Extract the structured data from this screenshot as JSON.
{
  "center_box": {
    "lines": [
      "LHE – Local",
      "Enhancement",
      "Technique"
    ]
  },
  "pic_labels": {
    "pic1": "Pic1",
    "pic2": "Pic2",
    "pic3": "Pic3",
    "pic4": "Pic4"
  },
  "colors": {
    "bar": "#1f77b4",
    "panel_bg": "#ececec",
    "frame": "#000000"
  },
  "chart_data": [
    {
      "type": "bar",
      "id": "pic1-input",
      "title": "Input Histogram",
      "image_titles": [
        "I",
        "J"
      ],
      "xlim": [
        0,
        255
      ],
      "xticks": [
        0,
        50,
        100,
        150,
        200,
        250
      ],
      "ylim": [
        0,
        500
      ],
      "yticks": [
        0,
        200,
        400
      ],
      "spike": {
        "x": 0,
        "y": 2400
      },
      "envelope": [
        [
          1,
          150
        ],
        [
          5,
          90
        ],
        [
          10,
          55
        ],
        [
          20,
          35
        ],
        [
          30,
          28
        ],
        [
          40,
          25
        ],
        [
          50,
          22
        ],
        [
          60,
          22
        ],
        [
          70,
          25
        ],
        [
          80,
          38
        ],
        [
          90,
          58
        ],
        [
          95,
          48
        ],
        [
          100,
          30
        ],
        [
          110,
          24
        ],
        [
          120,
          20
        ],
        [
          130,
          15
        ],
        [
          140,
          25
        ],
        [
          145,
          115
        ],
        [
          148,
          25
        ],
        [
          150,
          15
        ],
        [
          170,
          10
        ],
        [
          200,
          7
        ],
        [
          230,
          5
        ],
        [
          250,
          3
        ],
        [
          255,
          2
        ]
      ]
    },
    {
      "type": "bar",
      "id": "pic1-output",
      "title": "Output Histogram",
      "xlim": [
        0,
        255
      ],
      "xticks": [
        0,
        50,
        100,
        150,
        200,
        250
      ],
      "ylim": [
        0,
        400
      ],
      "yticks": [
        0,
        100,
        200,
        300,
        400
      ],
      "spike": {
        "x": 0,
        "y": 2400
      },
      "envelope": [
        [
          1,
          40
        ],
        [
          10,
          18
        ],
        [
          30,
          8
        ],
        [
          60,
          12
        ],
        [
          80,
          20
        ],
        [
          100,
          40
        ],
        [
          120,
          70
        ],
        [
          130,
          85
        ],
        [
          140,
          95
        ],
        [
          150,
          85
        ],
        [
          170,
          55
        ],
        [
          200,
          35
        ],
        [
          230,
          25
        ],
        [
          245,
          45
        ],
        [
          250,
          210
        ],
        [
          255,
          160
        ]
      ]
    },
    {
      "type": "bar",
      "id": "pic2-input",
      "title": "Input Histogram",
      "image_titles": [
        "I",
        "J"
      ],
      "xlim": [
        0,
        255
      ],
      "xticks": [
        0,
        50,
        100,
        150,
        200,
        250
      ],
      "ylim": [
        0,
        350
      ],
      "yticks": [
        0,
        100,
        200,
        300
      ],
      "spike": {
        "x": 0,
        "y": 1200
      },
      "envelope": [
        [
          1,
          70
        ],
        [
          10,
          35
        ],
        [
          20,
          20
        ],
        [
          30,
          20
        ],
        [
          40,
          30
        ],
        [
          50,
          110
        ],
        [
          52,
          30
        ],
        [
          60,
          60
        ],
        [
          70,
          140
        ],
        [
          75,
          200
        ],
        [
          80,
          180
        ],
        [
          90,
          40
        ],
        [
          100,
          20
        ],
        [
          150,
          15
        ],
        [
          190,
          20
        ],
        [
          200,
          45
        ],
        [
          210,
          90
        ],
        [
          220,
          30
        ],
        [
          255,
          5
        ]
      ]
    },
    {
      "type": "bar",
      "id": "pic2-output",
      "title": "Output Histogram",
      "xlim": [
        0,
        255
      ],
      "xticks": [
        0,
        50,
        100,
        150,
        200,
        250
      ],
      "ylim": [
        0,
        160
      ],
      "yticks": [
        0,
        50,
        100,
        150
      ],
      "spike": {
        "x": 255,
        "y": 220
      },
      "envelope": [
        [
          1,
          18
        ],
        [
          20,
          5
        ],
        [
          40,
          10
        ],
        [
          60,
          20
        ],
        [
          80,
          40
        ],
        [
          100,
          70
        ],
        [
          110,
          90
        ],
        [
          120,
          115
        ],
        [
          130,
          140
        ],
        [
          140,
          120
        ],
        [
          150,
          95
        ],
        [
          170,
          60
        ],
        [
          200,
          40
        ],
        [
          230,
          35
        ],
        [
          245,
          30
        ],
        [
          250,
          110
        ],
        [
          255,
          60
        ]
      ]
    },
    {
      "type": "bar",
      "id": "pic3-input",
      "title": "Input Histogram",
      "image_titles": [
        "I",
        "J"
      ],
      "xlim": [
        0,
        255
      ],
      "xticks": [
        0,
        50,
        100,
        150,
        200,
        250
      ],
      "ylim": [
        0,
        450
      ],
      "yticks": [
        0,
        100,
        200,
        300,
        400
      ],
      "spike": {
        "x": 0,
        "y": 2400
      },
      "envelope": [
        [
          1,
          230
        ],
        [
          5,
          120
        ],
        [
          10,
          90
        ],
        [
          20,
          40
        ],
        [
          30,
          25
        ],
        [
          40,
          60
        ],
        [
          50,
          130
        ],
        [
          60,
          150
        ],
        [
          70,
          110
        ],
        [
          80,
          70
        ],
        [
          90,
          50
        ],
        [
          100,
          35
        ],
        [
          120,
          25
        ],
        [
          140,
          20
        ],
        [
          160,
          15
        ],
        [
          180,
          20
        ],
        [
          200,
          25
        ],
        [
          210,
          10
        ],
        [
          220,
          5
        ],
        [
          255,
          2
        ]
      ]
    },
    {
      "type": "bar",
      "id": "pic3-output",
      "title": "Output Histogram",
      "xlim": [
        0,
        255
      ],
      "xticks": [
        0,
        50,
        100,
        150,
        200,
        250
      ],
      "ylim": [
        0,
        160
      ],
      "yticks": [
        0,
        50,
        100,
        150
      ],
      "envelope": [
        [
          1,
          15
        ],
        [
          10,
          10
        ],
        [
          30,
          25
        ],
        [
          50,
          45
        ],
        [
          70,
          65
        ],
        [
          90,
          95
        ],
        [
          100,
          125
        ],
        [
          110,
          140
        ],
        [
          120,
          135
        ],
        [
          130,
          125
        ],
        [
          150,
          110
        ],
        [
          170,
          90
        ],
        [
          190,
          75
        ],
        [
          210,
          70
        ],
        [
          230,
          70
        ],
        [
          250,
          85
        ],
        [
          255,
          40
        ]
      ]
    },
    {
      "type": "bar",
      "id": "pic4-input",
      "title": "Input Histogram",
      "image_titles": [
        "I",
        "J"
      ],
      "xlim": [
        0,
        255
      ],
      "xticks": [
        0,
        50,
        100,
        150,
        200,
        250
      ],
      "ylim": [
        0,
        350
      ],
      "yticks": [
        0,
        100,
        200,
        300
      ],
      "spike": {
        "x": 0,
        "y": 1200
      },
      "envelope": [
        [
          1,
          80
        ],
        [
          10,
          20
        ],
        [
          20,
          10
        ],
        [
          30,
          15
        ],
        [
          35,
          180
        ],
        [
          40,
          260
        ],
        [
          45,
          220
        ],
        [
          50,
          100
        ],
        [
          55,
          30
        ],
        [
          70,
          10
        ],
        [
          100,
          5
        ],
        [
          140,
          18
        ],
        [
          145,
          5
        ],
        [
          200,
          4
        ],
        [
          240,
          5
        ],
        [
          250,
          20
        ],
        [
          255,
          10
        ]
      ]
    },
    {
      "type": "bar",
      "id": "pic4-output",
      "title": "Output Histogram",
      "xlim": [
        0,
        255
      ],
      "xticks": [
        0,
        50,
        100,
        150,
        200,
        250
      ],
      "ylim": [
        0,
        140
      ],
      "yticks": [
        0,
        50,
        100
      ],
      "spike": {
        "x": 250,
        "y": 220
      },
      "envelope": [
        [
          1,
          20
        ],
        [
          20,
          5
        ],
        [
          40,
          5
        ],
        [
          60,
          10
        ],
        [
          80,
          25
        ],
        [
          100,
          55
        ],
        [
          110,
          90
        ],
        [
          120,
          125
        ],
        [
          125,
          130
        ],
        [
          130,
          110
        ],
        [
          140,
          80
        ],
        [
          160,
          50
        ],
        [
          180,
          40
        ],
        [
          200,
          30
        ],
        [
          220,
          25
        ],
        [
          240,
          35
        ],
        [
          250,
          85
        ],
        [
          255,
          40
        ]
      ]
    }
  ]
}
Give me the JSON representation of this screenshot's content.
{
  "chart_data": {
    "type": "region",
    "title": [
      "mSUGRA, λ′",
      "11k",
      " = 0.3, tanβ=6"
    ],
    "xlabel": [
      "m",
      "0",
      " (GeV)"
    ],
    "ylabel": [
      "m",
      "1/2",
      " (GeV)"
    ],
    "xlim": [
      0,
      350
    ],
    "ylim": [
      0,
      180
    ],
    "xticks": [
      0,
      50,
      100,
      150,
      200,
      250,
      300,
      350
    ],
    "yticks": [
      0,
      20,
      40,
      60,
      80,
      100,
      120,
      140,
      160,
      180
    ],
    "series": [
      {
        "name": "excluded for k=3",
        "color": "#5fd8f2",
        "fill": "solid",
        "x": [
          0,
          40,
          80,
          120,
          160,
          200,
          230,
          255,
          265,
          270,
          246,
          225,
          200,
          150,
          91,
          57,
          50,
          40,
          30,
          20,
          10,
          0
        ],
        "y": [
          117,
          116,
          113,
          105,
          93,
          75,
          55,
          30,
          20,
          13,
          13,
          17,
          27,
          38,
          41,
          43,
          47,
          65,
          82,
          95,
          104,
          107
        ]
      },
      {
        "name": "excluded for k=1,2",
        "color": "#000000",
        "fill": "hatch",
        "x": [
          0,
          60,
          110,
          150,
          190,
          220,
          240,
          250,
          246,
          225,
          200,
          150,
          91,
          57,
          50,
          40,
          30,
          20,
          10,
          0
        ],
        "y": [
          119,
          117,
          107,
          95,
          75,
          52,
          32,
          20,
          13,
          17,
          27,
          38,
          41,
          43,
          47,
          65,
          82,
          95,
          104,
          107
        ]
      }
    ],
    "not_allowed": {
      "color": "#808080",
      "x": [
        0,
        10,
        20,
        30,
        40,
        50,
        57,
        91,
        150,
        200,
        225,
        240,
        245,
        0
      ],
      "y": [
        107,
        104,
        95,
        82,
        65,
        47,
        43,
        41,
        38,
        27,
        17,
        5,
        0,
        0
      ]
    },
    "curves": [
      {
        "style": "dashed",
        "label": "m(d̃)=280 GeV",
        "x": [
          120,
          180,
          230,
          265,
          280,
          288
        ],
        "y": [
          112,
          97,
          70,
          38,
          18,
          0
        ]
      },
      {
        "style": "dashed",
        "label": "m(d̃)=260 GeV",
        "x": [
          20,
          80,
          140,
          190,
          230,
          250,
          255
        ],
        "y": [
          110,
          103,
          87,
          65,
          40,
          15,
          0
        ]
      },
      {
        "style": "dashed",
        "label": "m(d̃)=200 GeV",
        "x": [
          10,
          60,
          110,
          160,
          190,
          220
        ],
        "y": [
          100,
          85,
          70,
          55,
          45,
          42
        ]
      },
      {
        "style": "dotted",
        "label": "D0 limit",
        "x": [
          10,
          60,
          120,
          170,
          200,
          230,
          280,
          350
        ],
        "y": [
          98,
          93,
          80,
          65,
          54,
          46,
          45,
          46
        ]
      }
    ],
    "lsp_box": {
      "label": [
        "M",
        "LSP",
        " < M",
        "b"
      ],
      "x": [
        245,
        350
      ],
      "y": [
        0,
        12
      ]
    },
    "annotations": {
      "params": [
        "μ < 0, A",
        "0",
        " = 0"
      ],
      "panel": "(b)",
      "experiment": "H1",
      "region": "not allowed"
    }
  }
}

| GOAL |
Reproduce each line of the material containing the word "screenshot".

| FINAL RESULT |
Extract the structured data from this screenshot as JSON.
Give me the JSON representation of this screenshot's content.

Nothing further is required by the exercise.